* [Tasks to complete]:
1. In the OpenSpec glossary, what do all slash commands of the OPSX workflow start with?
2. Edit the OpenSpec glossary from "Slash command. A" to "OpenSpec. See CLI.", replacing "thinking-partner" with "brainstorming".
3. Continue the OpenSpec glossary past its last entry.

Archive. The act of finishing a change. Its delta specs merge into the main specs, and the change folder moves to openspec/changes/archive/YYYY-MM-DD-<name>/. After archiving, your specs describe the new reality. See Concepts.
Sync. Merging a change's delta specs into the main specs without archiving the change. Usually automatic (archive offers to do it), but available on its own as /opsx:sync for long-running changes. See Commands.
OPSX. The current standard OpenSpec workflow, built around fluid actions instead of rigid phases. Its slash commands all start with /opsx:. See OPSX Workflow.
Slash command. A command you type into your AI assistant's chat, like /opsx:propose. Slash commands drive the workflow. They are not terminal commands. See How Commands Work.
Explore (/opsx:explore). The thinking-partner command. It reads your codebase, compares options, and clarifies a fuzzy idea into a concrete plan, creating no artifacts and writing no code. The recommended starting point whenever you have a problem but not yet a plan. See Explore First.
CLI. The openspec program you run in your terminal. It sets up projects, lists and validates changes, opens the dashboard, and archives. The terminal half of OpenSpec. See CLI.
Skill. A folder of instructions (.../skills/openspec-*/SKILL.md) that your AI assistant auto-detects and follows. Skills are the emerging cross-tool standard for delivering the OpenSpec workflow to your assistant.
Command file. A per-tool slash command file (.../commands/opsx-*). The older delivery mechanism, still supported alongside skills. You rarely touch these directly.

* [Listed records]:

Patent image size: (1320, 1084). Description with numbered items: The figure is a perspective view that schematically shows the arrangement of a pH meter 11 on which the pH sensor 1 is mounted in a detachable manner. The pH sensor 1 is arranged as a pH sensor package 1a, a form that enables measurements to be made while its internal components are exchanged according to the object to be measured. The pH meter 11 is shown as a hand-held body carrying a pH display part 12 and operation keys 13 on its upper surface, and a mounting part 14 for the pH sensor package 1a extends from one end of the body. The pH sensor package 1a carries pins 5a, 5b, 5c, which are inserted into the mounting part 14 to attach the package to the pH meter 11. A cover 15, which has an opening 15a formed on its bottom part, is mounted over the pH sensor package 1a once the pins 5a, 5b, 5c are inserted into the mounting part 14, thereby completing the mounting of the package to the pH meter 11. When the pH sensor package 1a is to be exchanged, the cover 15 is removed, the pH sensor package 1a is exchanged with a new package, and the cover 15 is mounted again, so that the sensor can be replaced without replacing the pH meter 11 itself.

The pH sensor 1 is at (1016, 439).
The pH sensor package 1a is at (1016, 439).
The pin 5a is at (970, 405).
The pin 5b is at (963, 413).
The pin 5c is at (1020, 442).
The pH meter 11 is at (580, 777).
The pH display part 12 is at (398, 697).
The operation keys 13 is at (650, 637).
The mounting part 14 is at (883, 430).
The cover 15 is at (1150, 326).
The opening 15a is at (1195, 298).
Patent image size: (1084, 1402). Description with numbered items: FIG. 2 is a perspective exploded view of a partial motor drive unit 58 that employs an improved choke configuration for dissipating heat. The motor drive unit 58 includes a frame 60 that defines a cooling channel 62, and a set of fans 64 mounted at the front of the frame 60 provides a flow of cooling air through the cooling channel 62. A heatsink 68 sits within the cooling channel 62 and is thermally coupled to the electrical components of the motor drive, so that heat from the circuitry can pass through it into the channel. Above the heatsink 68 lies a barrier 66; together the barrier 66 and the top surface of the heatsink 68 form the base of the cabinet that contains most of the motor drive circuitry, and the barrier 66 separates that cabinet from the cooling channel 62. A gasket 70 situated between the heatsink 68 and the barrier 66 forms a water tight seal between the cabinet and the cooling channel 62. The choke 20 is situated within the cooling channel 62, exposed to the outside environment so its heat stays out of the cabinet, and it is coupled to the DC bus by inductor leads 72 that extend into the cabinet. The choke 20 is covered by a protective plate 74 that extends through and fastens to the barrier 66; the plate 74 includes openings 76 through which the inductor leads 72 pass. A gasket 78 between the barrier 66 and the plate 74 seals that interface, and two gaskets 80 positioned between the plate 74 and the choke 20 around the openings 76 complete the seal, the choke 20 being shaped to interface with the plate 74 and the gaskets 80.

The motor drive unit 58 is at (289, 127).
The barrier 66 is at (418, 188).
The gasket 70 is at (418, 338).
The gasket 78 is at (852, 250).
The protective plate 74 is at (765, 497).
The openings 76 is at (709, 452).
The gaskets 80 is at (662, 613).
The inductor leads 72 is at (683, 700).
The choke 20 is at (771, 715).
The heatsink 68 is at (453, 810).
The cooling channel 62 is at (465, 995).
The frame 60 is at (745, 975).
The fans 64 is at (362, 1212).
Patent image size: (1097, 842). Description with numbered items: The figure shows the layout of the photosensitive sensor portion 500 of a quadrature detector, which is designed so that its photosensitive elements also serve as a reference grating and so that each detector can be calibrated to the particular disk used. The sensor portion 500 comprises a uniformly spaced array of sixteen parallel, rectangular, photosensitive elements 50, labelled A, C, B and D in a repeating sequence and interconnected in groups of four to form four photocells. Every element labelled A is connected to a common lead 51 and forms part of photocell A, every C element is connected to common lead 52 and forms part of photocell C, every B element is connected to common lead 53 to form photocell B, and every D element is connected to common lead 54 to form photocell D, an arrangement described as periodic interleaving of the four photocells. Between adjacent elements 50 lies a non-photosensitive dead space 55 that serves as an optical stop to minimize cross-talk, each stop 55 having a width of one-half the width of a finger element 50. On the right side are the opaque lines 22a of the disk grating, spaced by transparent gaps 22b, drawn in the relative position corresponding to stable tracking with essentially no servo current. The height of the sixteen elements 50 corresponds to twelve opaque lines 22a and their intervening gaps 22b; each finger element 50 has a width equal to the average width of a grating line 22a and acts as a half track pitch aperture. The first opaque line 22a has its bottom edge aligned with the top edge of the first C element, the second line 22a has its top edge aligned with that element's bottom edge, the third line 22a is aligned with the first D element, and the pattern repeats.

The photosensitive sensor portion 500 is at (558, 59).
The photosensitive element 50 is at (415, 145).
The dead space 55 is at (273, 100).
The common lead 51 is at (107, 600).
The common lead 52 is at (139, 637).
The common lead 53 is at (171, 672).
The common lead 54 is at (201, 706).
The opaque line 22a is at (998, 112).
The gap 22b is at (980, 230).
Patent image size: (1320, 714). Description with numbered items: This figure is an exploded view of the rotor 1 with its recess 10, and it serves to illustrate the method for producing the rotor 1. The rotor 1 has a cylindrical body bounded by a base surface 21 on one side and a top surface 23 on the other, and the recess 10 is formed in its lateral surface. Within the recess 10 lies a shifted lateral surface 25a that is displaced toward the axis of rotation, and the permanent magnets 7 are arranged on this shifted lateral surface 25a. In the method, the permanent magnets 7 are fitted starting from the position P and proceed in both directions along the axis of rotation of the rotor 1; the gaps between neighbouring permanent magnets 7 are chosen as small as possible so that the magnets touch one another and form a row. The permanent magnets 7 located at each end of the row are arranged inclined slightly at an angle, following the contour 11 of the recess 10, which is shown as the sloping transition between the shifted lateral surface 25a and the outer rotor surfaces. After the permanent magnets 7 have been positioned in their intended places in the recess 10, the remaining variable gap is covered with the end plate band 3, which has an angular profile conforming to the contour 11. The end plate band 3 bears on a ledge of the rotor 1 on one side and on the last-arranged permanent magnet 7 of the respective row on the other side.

* [Answers in order]:
1. They all start with /opsx:.

2.
Slash command. A command you type into your AI assistant's chat, like /opsx:propose. Slash commands drive the workflow. They are not terminal commands. See How Commands Work.
Explore (/opsx:explore). The brainstorming command. It reads your codebase, compares options, and clarifies a fuzzy idea into a concrete plan, creating no artifacts and writing no code. The recommended starting point whenever you have a problem but not yet a plan. See Explore First.
CLI. The openspec program you run in your terminal. It sets up projects, lists and validates changes, opens the dashboard, and archives. The terminal half of OpenSpec. See CLI.

3.
Profile. The set of slash commands installed in your project. Core (the default) is propose, explore, apply, sync, archive. The expanded set adds new, continue, ff, verify, bulk-archive, onboard. Change it with openspec config profile.
Delivery. Whether OpenSpec installs skills, command files, or both for your tools. Configured globally and applied with openspec update.
Schema. The definition of which artifacts a workflow has and how they depend on one another. The built-in default is spec-driven (proposal → specs → design → tasks). You can fork it or write your own. See Customization.
Template. A Markdown file inside a schema that shapes what the AI generates for a given artifact. Editing a template changes the AI's output immediately, with no rebuild.
Project config (openspec/config.yaml). Per-project settings: the default schema, the context: injected into every planning request, and per-artifact rules:. The easiest way to teach OpenSpec about your stack and conventions. See Customization.
Context injection. Putting project background in config.yaml's context: field so it's automatically added to every artifact the AI generates. More reliable than hoping the AI reads a separate file.
Dependency graph. The directed graph formed by artifact requires: relationships. It's a DAG (directed acyclic graph: arrows only point forward, never in a loop), and OpenSpec uses it to know what you can create next.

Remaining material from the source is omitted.